- Prompt
Nothing but the records themselves, exactly as written and free of pictures, should appear in your response.

- Data under study
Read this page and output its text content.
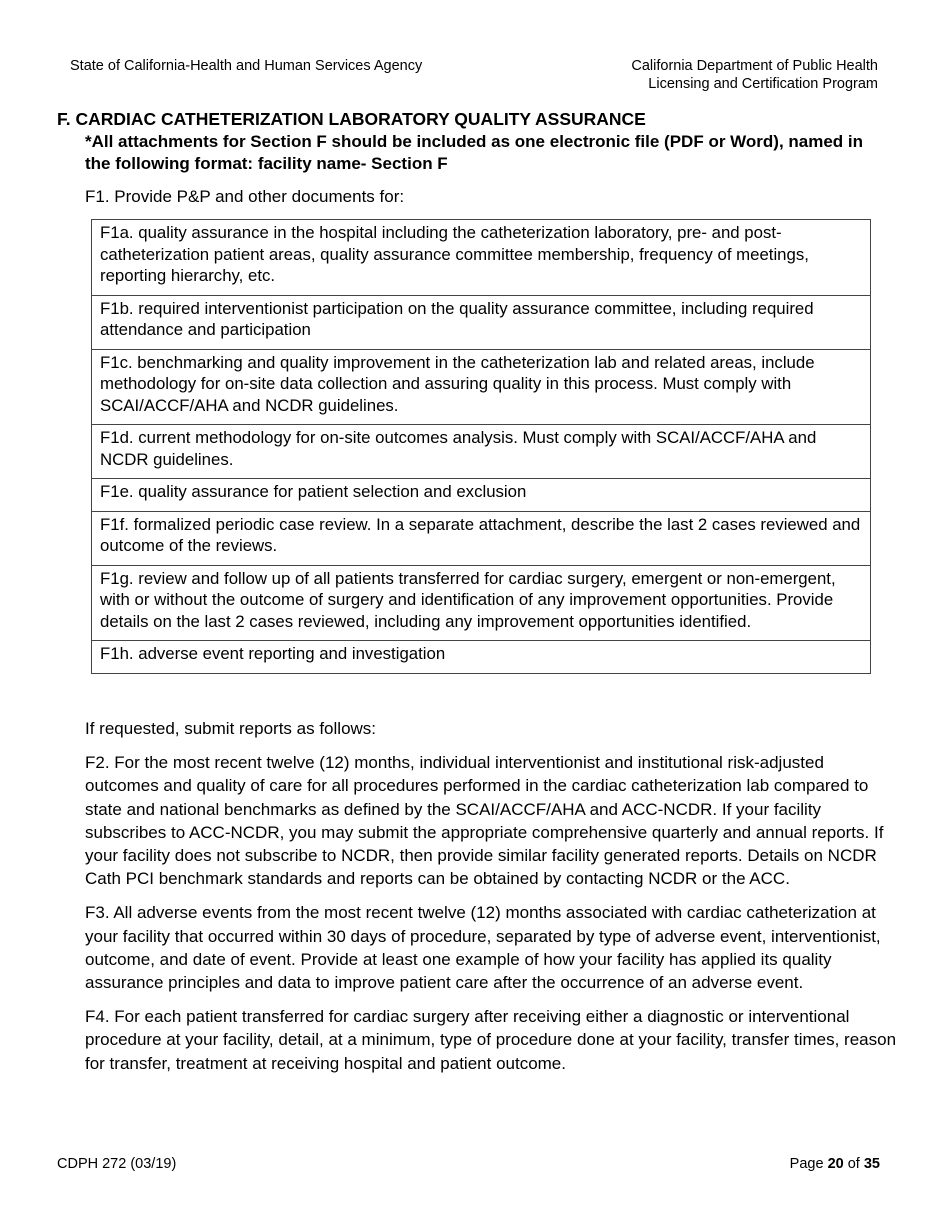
State of California-Health and Human Services Agency	California Department of Public Health
Licensing and Certification Program
F. CARDIAC CATHETERIZATION LABORATORY QUALITY ASSURANCE
*All attachments for Section F should be included as one electronic file (PDF or Word), named in the following format: facility name- Section F
F1. Provide P&P and other documents for:
F1a. quality assurance in the hospital including the catheterization laboratory, pre- and post-catheterization patient areas, quality assurance committee membership, frequency of meetings, reporting hierarchy, etc.
F1b. required interventionist participation on the quality assurance committee, including required attendance and participation
F1c. benchmarking and quality improvement in the catheterization lab and related areas, include methodology for on-site data collection and assuring quality in this process. Must comply with SCAI/ACCF/AHA and NCDR guidelines.
F1d. current methodology for on-site outcomes analysis. Must comply with SCAI/ACCF/AHA and NCDR guidelines.
F1e. quality assurance for patient selection and exclusion
F1f. formalized periodic case review. In a separate attachment, describe the last 2 cases reviewed and outcome of the reviews.
F1g. review and follow up of all patients transferred for cardiac surgery, emergent or non-emergent, with or without the outcome of surgery and identification of any improvement opportunities. Provide details on the last 2 cases reviewed, including any improvement opportunities identified.
F1h. adverse event reporting and investigation

If requested, submit reports as follows:

F2. For the most recent twelve (12) months, individual interventionist and institutional risk-adjusted outcomes and quality of care for all procedures performed in the cardiac catheterization lab compared to state and national benchmarks as defined by the SCAI/ACCF/AHA and ACC-NCDR. If your facility subscribes to ACC-NCDR, you may submit the appropriate comprehensive quarterly and annual reports. If your facility does not subscribe to NCDR, then provide similar facility generated reports. Details on NCDR Cath PCI benchmark standards and reports can be obtained by contacting NCDR or the ACC.

F3. All adverse events from the most recent twelve (12) months associated with cardiac catheterization at your facility that occurred within 30 days of procedure, separated by type of adverse event, interventionist, outcome, and date of event. Provide at least one example of how your facility has applied its quality assurance principles and data to improve patient care after the occurrence of an adverse event.

F4. For each patient transferred for cardiac surgery after receiving either a diagnostic or interventional procedure at your facility, detail, at a minimum, type of procedure done at your facility, transfer times, reason for transfer, treatment at receiving hospital and patient outcome.

CDPH 272 (03/19)	Page 20 of 35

- Your solution
Read this page and output its text content.
State of California-Health and Human Services Agency	California Department of Public Health
Licensing and Certification Program
F. CARDIAC CATHETERIZATION LABORATORY QUALITY ASSURANCE
*All attachments for Section F should be included as one electronic file (PDF or Word), named in the following format: facility name- Section F
F1. Provide P&P and other documents for:
F1a. quality assurance in the hospital including the catheterization laboratory, pre- and post-catheterization patient areas, quality assurance committee membership, frequency of meetings, reporting hierarchy, etc.
F1b. required interventionist participation on the quality assurance committee, including required attendance and participation
F1c. benchmarking and quality improvement in the catheterization lab and related areas, include methodology for on-site data collection and assuring quality in this process. Must comply with SCAI/ACCF/AHA and NCDR guidelines.
F1d. current methodology for on-site outcomes analysis. Must comply with SCAI/ACCF/AHA and NCDR guidelines.
F1e. quality assurance for patient selection and exclusion
F1f. formalized periodic case review. In a separate attachment, describe the last 2 cases reviewed and outcome of the reviews.
F1g. review and follow up of all patients transferred for cardiac surgery, emergent or non-emergent, with or without the outcome of surgery and identification of any improvement opportunities. Provide details on the last 2 cases reviewed, including any improvement opportunities identified.
F1h. adverse event reporting and investigation

If requested, submit reports as follows:

F2. For the most recent twelve (12) months, individual interventionist and institutional risk-adjusted outcomes and quality of care for all procedures performed in the cardiac catheterization lab compared to state and national benchmarks as defined by the SCAI/ACCF/AHA and ACC-NCDR. If your facility subscribes to ACC-NCDR, you may submit the appropriate comprehensive quarterly and annual reports. If your facility does not subscribe to NCDR, then provide similar facility generated reports. Details on NCDR Cath PCI benchmark standards and reports can be obtained by contacting NCDR or the ACC.

F3. All adverse events from the most recent twelve (12) months associated with cardiac catheterization at your facility that occurred within 30 days of procedure, separated by type of adverse event, interventionist, outcome, and date of event. Provide at least one example of how your facility has applied its quality assurance principles and data to improve patient care after the occurrence of an adverse event.

F4. For each patient transferred for cardiac surgery after receiving either a diagnostic or interventional procedure at your facility, detail, at a minimum, type of procedure done at your facility, transfer times, reason for transfer, treatment at receiving hospital and patient outcome.

CDPH 272 (03/19)	Page 20 of 35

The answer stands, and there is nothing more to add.